- [Text section]
☆ ☆ ☆ ☆ ☆
Step 6: Build IOWarp Clio Core

ARM Architecture

DeltaAI uses aarch64 ARM CPUs. The default system GCC is 7.5 (too old). You must use gcc-13/g++-13 explicitly.

# Activate conda with all deps
source ~/miniconda3/etc/profile.d/conda.sh
conda activate iowarp

# Clone
cd /work/hdd/bekn/$USER
git clone --recurse-submodules https://github.com/iowarp/clio-core.git
cd clio-core

# Build (must use gcc-13 explicitly!)
cmake \
-DCMAKE_BUILD_TYPE=Release \
-DCMAKE_C_COMPILER=/usr/bin/gcc-13 \
-DCMAKE_CXX_COMPILER=/usr/bin/g++-13 \
-DCMAKE_C_FLAGS="-I$CONDA_PREFIX/include" \
-DCMAKE_CXX_FLAGS="-I$CONDA_PREFIX/include" \
-DCMAKE_EXE_LINKER_FLAGS="-L$CONDA_PREFIX/lib" \
-DCMAKE_SHARED_LINKER_FLAGS="-L$CONDA_PREFIX/lib" \
-DCMAKE_PREFIX_PATH=$CONDA_PREFIX \
-DCMAKE_INSTALL_PREFIX=$CONDA_PREFIX \
-DWRP_CORE_ENABLE_RUNTIME=ON -DWRP_CORE_ENABLE_CTE=ON \
-DWRP_CORE_ENABLE_CAE=ON -DWRP_CORE_ENABLE_CEE=ON \
-DWRP_CORE_ENABLE_TESTS=OFF -DWRP_CORE_ENABLE_PYTHON=OFF \
-DWRP_CORE_ENABLE_MPI=OFF -DWRP_CORE_ENABLE_IO_URING=OFF \
-DWRP_CORE_ENABLE_ZMQ=ON -DWRP_CORE_ENABLE_CEREAL=ON \
-DWRP_CORE_ENABLE_HDF5=ON \
-Wno-dev -B build -G Ninja

cmake --build build -j16
cmake --install build

Known build issues

  • msgpack cmake naming — conda msgpack-cxx provides msgpack-cxx-config.cmake but CMake expects msgpackConfig.cmake. Create symlinks:
    mkdir -p $CONDA_PREFIX/lib/cmake/msgpack
    ln -sf $CONDA_PREFIX/lib/cmake/msgpack-cxx/msgpack-cxx-config.cmake \
    $CONDA_PREFIX/lib/cmake/msgpack/msgpackConfig.cmake
    ln -sf $CONDA_PREFIX/lib/cmake/msgpack-cxx/msgpack-cxx-config-version.cmake \
    $CONDA_PREFIX/lib/cmake/msgpack/msgpackConfigVersion.cmake
    ln -sf $CONDA_PREFIX/lib/cmake/msgpack-cxx/msgpack-cxx-targets.cmake \
    $CONDA_PREFIX/lib/cmake/msgpack/msgpack-cxx-targets.cmake
  • No io_uring — SLES 15.6 kernel may not support it. Disable with -DWRP_CORE_ENABLE_IO_URING=OFF.
☆ ☆ ☆ ☆ ☆
- [Material shown]

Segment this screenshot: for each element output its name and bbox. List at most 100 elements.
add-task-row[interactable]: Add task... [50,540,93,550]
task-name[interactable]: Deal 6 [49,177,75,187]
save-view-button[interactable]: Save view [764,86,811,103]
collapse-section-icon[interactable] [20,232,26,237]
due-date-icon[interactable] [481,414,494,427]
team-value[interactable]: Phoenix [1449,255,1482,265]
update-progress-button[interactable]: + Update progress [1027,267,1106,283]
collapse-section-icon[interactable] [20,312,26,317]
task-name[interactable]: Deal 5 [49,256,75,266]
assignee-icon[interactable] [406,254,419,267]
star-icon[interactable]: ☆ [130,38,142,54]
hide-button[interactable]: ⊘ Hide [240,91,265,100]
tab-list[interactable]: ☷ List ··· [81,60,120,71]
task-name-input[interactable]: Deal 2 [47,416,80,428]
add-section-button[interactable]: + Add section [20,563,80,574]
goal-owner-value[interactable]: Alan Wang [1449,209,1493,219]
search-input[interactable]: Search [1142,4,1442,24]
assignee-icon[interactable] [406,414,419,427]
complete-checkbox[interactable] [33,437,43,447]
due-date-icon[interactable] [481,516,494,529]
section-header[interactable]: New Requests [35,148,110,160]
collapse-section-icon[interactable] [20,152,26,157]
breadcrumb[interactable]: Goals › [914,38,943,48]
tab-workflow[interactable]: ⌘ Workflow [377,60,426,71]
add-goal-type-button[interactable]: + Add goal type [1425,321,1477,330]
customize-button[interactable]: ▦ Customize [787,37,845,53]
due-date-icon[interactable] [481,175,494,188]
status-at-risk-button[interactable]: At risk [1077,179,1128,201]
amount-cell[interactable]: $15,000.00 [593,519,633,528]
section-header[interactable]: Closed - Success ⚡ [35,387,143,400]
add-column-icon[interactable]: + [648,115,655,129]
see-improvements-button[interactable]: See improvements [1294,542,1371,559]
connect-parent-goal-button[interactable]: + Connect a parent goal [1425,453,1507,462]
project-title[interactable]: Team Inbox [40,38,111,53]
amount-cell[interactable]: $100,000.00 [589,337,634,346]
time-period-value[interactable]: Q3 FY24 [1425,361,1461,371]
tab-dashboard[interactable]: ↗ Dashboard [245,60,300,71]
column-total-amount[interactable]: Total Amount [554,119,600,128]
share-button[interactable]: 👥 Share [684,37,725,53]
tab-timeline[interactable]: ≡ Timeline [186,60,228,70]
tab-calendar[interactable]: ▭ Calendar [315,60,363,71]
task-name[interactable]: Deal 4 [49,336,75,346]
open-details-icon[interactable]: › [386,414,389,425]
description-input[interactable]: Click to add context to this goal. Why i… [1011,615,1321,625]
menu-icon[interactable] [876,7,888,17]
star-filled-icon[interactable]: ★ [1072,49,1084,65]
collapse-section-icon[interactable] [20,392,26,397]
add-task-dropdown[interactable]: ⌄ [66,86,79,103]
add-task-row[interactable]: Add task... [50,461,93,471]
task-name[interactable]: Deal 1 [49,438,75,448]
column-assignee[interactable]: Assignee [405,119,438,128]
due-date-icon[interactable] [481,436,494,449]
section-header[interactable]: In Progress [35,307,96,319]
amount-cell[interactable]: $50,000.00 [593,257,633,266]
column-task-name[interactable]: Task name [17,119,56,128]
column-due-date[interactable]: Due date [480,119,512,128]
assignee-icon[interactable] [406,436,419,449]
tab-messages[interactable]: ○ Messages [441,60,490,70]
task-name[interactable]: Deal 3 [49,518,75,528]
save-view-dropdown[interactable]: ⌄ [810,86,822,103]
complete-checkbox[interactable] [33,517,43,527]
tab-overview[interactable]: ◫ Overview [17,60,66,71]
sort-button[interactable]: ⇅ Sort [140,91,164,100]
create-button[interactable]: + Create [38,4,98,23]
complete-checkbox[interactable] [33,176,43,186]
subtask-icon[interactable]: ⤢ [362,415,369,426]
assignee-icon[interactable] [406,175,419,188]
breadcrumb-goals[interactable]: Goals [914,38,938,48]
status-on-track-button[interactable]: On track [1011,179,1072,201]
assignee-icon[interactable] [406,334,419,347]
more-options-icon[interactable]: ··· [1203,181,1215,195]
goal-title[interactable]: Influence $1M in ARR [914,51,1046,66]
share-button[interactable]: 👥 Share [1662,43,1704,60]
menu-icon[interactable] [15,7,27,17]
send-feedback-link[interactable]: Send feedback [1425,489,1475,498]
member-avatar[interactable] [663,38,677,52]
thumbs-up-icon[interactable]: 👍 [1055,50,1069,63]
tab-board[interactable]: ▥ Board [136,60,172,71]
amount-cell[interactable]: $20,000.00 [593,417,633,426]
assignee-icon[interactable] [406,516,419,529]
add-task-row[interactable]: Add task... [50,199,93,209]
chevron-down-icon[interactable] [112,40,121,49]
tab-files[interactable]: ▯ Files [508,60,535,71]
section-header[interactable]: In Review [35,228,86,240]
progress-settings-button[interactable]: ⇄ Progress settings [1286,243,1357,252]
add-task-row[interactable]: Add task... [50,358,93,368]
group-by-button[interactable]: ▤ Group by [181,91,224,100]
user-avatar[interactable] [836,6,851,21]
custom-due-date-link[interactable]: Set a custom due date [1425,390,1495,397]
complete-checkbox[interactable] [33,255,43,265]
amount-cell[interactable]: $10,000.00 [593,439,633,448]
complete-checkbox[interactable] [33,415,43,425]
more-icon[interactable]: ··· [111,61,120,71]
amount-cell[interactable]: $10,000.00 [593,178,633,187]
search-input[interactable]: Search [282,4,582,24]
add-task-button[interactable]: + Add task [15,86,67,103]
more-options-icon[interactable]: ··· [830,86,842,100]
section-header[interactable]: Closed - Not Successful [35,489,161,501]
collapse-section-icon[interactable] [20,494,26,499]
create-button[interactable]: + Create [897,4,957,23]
☆ ☆ ☆ ☆ ☆
- [Task brief]
According to the build instructions, why are symlinks created in $CONDA_PREFIX/lib/cmake/msgpack?

- [Worked solution]
The conda msgpack-cxx package provides msgpack-cxx-config.cmake, but CMake expects msgpackConfig.cmake. The symlinks give the conda files the names CMake looks for.